* **The task**
Wherever the word "expression" turns up in a line of the entries, copy that line.
• • • • •
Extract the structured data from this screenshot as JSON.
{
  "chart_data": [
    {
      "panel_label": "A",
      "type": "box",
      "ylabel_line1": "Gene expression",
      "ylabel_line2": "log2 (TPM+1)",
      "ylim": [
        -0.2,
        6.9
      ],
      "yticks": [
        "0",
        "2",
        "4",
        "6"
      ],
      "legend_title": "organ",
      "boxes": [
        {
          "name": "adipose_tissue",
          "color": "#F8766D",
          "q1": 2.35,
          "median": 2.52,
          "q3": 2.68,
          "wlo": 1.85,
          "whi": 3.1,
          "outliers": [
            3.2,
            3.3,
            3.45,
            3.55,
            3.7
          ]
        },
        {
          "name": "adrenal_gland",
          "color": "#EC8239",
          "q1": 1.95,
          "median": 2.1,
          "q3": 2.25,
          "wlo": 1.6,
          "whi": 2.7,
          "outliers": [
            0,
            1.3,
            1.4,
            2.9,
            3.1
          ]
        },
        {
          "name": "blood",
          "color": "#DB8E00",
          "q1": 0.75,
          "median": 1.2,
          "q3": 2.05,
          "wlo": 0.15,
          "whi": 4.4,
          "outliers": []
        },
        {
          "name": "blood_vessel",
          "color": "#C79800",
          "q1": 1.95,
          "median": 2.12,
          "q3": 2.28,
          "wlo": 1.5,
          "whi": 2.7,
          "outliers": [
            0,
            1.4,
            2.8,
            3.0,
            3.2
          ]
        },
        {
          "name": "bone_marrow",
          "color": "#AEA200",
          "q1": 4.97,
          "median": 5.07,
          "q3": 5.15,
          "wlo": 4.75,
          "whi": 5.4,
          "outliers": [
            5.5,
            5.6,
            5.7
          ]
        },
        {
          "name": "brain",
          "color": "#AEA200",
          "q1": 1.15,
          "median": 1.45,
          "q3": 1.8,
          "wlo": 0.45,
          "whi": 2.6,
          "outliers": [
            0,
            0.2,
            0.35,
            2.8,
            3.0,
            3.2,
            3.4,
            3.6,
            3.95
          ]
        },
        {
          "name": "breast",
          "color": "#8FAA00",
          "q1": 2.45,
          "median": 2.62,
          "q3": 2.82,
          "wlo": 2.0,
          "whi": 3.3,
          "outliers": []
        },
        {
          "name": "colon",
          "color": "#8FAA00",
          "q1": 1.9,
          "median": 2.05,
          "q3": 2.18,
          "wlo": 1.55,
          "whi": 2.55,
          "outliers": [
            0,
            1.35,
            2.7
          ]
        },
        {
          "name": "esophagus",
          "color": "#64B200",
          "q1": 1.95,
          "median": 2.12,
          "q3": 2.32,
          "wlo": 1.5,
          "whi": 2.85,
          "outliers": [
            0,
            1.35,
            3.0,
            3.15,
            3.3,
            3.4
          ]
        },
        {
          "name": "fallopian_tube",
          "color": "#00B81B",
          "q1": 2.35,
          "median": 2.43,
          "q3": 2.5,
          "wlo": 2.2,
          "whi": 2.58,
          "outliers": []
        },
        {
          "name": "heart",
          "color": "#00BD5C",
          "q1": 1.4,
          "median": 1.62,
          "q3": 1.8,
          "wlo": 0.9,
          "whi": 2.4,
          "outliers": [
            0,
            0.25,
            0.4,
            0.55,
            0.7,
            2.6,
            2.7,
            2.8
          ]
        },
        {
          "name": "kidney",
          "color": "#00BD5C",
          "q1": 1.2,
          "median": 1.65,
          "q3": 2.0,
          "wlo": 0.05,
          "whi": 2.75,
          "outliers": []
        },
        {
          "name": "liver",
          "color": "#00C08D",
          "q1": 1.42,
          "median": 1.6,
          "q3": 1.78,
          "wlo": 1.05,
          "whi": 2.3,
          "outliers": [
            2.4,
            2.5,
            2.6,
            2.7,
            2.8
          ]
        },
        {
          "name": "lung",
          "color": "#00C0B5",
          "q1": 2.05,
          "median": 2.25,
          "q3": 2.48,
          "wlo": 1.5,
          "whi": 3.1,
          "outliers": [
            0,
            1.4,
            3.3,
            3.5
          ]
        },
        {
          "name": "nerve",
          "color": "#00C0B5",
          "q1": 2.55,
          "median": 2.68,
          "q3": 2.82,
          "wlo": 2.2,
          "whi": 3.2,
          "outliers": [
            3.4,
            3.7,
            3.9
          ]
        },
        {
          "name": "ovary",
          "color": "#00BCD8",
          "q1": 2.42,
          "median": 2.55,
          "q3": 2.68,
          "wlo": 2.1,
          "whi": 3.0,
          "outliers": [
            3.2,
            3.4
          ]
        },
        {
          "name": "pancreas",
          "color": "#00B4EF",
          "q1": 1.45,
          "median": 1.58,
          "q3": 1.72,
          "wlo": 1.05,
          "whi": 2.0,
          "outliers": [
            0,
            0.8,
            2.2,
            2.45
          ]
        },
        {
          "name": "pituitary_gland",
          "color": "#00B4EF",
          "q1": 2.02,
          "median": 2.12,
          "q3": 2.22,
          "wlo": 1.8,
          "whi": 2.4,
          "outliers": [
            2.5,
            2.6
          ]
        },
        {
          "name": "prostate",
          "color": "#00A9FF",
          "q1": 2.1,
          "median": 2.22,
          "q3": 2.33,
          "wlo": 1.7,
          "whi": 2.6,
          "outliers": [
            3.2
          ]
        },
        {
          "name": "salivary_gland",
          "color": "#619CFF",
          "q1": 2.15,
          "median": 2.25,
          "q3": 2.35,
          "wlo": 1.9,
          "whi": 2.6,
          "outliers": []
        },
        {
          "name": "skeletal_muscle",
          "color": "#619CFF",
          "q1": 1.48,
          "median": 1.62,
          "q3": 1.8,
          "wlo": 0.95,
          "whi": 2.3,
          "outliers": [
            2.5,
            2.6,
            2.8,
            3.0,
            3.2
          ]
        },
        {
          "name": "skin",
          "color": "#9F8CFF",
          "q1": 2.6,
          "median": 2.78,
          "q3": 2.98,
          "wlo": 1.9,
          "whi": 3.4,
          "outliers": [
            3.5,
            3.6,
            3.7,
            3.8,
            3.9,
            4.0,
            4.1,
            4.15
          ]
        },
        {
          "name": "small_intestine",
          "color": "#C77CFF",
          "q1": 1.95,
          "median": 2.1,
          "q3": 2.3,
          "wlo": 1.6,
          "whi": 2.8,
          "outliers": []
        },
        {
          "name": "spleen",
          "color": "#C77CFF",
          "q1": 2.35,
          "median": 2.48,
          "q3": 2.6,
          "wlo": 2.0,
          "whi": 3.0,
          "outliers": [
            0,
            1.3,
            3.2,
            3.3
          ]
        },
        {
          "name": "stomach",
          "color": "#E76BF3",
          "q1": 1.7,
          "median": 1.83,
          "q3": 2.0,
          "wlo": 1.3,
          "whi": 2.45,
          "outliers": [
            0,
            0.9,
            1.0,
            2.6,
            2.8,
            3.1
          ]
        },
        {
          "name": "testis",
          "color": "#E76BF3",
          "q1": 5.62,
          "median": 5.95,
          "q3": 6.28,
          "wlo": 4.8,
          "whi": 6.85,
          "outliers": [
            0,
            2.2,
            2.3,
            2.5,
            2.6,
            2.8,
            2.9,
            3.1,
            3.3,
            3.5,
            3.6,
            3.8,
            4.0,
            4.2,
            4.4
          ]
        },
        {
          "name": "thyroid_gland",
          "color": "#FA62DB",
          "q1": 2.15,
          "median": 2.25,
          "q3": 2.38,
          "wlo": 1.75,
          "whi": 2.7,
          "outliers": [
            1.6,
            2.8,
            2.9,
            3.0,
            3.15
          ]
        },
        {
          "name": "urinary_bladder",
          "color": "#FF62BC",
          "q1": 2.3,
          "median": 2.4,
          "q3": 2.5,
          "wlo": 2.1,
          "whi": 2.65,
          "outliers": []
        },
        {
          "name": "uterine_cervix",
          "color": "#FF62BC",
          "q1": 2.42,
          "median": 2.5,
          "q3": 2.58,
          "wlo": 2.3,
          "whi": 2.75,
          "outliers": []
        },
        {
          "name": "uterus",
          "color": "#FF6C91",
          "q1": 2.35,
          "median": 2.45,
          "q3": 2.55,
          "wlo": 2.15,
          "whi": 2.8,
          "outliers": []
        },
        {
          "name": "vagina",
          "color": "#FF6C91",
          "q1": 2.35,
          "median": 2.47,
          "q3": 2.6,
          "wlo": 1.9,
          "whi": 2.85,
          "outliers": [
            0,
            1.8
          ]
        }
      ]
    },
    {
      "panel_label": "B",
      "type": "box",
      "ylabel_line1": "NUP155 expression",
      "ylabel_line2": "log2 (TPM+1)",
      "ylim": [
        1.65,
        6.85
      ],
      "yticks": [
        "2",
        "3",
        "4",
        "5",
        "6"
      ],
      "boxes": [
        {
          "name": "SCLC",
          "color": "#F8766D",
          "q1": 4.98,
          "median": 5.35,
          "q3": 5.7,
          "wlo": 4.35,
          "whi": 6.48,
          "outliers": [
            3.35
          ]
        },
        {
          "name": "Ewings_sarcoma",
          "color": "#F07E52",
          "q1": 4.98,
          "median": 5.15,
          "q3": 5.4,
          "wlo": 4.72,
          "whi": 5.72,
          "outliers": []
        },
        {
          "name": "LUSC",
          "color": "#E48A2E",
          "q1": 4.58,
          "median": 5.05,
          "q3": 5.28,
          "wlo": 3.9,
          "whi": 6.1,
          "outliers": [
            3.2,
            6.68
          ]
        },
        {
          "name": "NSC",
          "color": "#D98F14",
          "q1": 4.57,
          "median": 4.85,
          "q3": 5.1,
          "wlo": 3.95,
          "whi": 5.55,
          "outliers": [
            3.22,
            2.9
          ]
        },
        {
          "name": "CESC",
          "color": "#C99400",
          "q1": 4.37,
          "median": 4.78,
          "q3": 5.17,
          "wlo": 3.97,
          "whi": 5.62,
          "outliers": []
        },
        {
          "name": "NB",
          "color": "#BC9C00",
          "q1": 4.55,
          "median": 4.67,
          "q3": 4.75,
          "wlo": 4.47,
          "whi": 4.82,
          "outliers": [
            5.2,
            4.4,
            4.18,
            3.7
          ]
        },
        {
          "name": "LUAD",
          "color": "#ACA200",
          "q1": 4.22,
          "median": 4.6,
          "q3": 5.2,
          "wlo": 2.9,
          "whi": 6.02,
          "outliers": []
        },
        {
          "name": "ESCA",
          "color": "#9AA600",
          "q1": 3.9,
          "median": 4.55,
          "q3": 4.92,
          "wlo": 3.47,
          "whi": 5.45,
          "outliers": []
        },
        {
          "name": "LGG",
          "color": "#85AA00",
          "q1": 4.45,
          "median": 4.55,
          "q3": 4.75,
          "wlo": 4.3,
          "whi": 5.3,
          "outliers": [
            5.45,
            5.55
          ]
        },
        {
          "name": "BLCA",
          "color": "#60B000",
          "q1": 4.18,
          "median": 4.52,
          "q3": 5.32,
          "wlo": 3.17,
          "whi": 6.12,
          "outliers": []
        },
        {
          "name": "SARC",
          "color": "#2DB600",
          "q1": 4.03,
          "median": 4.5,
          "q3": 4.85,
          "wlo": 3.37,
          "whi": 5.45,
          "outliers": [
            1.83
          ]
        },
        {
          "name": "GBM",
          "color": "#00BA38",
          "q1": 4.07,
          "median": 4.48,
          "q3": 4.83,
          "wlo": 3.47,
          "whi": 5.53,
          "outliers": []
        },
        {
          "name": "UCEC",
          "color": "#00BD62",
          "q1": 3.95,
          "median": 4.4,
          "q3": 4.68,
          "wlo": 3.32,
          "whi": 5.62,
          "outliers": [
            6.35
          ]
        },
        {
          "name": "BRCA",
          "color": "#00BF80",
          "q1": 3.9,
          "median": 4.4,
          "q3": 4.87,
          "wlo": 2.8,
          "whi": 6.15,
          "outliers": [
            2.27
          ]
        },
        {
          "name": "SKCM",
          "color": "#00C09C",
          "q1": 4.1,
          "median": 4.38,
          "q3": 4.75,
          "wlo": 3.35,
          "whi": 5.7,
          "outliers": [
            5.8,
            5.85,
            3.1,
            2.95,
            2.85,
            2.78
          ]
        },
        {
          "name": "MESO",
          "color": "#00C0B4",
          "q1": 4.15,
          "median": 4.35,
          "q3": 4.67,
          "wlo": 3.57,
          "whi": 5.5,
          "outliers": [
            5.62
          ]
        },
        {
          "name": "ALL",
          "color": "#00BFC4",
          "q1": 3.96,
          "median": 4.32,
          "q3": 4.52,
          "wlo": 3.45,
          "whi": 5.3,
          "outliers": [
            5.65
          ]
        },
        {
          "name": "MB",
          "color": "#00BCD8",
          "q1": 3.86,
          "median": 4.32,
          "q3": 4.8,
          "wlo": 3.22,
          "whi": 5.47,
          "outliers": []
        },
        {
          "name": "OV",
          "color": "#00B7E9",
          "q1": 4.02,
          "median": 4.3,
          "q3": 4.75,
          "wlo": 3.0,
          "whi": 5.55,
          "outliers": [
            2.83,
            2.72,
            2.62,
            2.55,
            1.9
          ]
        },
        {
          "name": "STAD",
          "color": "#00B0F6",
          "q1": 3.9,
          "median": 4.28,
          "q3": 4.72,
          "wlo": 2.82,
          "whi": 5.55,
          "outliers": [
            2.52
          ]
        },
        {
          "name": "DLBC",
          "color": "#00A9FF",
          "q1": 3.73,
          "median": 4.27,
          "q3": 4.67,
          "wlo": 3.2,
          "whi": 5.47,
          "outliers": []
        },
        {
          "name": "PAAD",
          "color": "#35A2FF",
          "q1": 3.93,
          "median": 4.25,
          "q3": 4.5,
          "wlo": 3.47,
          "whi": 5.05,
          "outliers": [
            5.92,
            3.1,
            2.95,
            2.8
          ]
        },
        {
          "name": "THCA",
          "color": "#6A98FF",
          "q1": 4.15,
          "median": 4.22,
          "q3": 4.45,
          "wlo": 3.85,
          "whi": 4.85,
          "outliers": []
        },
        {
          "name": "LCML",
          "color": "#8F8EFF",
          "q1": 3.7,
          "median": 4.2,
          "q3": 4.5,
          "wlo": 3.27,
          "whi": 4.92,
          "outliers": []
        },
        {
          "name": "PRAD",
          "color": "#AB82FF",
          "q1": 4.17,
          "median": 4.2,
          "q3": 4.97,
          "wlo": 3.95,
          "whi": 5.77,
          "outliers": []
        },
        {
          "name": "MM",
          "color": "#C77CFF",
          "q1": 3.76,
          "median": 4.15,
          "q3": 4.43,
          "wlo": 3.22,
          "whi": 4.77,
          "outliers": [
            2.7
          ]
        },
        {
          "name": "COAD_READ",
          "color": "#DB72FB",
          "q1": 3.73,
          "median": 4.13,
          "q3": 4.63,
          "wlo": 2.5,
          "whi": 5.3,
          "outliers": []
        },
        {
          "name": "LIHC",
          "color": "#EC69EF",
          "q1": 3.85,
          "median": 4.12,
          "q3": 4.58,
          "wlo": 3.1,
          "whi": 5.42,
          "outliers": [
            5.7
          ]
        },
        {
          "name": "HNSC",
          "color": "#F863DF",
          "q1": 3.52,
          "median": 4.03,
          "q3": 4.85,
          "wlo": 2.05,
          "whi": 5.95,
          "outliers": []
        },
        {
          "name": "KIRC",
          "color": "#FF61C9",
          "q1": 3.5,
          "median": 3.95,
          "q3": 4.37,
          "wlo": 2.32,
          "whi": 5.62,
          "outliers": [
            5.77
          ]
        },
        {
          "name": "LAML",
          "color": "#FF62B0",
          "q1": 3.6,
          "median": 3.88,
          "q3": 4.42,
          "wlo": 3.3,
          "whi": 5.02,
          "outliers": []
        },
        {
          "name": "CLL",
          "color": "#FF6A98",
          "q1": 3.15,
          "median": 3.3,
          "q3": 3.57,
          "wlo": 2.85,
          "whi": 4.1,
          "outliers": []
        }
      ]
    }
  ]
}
• • • • •
* **Answer to the exercise**
      "ylabel_line1": "Gene expression",
      "ylabel_line1": "NUP155 expression",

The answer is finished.